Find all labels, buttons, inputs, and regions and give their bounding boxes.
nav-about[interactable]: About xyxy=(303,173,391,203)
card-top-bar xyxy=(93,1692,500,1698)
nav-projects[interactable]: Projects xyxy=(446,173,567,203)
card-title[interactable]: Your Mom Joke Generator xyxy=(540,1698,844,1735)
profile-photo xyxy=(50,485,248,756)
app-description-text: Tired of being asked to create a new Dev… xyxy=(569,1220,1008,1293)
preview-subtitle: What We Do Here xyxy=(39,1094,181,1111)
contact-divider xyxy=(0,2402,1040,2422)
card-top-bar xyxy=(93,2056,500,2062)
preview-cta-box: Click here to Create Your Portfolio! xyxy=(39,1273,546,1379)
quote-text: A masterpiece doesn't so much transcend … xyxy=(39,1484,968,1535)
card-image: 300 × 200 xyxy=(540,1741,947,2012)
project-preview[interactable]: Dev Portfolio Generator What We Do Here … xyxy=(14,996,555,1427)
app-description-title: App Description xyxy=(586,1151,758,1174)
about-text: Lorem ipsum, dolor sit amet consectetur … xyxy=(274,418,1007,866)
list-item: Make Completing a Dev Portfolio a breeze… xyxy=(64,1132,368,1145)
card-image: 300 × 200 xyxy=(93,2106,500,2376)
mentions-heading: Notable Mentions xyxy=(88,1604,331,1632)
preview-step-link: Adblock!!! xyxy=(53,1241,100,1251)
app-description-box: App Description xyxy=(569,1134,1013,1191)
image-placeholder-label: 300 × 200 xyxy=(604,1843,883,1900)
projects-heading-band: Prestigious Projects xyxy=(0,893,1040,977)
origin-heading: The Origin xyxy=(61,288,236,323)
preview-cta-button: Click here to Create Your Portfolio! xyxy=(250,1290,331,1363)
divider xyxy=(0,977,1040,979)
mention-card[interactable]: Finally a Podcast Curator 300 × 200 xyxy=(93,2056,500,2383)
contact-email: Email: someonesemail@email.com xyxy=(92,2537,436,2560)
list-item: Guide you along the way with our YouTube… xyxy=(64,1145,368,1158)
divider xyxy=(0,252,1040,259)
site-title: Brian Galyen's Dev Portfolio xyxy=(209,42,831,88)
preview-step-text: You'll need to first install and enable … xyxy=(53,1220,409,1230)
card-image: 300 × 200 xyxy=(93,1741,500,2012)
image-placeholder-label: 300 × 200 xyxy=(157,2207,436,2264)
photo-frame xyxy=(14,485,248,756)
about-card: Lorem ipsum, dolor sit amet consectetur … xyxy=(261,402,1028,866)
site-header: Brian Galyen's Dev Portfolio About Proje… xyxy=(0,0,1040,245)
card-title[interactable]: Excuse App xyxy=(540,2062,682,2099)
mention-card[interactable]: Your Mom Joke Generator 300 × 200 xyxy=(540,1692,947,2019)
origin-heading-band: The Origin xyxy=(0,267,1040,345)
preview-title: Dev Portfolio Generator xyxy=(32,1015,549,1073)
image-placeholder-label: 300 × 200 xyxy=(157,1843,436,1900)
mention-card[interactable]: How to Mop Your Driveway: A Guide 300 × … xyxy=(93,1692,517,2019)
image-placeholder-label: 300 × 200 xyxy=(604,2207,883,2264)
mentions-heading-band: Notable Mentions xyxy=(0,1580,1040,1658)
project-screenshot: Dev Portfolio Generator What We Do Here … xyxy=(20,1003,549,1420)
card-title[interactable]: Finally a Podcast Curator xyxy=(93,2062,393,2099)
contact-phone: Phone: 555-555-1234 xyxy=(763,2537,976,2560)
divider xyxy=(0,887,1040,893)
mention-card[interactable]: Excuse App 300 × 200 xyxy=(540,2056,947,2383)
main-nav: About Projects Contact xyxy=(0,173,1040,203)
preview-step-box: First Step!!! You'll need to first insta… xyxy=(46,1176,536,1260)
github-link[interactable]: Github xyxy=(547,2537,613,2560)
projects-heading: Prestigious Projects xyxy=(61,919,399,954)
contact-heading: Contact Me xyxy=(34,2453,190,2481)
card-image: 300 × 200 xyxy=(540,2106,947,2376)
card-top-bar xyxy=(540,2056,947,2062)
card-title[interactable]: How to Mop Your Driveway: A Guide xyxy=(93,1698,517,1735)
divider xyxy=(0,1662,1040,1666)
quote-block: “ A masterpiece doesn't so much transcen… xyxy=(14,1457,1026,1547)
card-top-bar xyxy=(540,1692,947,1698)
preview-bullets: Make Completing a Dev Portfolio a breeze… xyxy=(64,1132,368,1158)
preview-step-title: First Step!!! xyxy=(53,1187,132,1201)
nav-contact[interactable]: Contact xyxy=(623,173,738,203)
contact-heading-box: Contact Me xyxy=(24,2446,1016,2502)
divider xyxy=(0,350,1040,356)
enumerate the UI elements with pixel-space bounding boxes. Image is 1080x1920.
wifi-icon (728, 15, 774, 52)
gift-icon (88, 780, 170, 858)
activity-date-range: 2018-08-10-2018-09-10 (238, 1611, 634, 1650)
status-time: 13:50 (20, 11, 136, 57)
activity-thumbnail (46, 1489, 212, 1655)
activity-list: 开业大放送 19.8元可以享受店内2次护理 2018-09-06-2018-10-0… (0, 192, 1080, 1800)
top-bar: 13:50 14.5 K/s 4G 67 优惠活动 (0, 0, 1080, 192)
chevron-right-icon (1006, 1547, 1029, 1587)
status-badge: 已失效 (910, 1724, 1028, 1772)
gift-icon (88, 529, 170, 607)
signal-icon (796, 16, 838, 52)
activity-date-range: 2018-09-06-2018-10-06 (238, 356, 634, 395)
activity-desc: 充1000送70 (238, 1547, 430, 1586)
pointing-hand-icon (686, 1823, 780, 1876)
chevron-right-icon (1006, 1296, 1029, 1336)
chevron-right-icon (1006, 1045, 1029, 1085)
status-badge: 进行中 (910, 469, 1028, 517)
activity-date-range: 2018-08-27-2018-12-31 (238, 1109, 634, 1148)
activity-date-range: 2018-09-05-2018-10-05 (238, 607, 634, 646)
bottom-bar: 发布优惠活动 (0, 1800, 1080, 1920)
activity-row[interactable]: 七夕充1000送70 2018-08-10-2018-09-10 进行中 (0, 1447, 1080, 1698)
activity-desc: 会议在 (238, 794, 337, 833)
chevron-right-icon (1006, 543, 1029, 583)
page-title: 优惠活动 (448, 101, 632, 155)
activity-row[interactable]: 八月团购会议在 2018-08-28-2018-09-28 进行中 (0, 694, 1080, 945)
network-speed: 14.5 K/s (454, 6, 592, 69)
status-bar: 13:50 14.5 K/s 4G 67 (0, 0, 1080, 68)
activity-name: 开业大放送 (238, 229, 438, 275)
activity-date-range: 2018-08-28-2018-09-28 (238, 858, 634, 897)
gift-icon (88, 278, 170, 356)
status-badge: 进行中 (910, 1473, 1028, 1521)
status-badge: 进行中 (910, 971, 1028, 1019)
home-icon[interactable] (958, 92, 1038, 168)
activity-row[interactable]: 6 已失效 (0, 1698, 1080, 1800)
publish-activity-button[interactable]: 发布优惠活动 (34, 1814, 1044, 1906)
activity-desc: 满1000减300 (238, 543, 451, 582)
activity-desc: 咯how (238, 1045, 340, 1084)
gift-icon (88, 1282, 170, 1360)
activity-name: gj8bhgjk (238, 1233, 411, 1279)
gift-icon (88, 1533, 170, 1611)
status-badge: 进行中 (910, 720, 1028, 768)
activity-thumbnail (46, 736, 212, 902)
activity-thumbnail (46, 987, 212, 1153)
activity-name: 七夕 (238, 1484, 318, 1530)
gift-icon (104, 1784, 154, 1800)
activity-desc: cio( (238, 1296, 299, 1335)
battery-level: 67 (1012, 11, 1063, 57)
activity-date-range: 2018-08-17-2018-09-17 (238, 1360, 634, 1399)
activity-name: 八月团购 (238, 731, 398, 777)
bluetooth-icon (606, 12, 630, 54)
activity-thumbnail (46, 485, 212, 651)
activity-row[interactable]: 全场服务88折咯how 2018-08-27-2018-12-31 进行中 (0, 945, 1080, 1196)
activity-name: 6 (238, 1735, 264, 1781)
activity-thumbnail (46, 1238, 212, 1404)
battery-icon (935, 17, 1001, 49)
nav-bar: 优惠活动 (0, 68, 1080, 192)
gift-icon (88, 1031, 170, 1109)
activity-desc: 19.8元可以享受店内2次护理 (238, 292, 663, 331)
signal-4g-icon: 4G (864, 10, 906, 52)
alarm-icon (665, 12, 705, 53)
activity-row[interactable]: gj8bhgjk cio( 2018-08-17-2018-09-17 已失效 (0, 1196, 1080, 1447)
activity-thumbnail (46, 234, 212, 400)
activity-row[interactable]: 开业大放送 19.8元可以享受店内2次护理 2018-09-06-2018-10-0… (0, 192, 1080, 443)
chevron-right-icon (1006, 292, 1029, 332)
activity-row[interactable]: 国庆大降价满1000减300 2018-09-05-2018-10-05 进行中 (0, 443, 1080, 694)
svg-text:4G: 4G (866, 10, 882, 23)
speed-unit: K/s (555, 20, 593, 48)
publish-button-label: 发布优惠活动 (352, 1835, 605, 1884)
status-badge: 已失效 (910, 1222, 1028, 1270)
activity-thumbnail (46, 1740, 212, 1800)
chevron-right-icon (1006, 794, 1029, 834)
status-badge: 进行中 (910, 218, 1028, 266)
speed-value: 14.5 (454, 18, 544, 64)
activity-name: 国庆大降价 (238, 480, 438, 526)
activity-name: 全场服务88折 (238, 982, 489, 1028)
------
● Work to complete: Convert the material, starting at its first line and ending at the line containing "card-image: 300 × 200 xyxy=(540,1741,947,2012)", into a JSON array of strings with one string per line and no blank lines.

● Answer to this task:
[
  "Find all labels, buttons, inputs, and regions and give their bounding boxes.",
  "nav-about[interactable]: About xyxy=(303,173,391,203)",
  "card-top-bar xyxy=(93,1692,500,1698)",
  "nav-projects[interactable]: Projects xyxy=(446,173,567,203)",
  "card-title[interactable]: Your Mom Joke Generator xyxy=(540,1698,844,1735)",
  "profile-photo xyxy=(50,485,248,756)",
  "app-description-text: Tired of being asked to create a new Dev… xyxy=(569,1220,1008,1293)",
  "preview-subtitle: What We Do Here xyxy=(39,1094,181,1111)",
  "contact-divider xyxy=(0,2402,1040,2422)",
  "card-top-bar xyxy=(93,2056,500,2062)",
  "preview-cta-box: Click here to Create Your Portfolio! xyxy=(39,1273,546,1379)",
  "quote-text: A masterpiece doesn't so much transcend … xyxy=(39,1484,968,1535)",
  "card-image: 300 × 200 xyxy=(540,1741,947,2012)"
]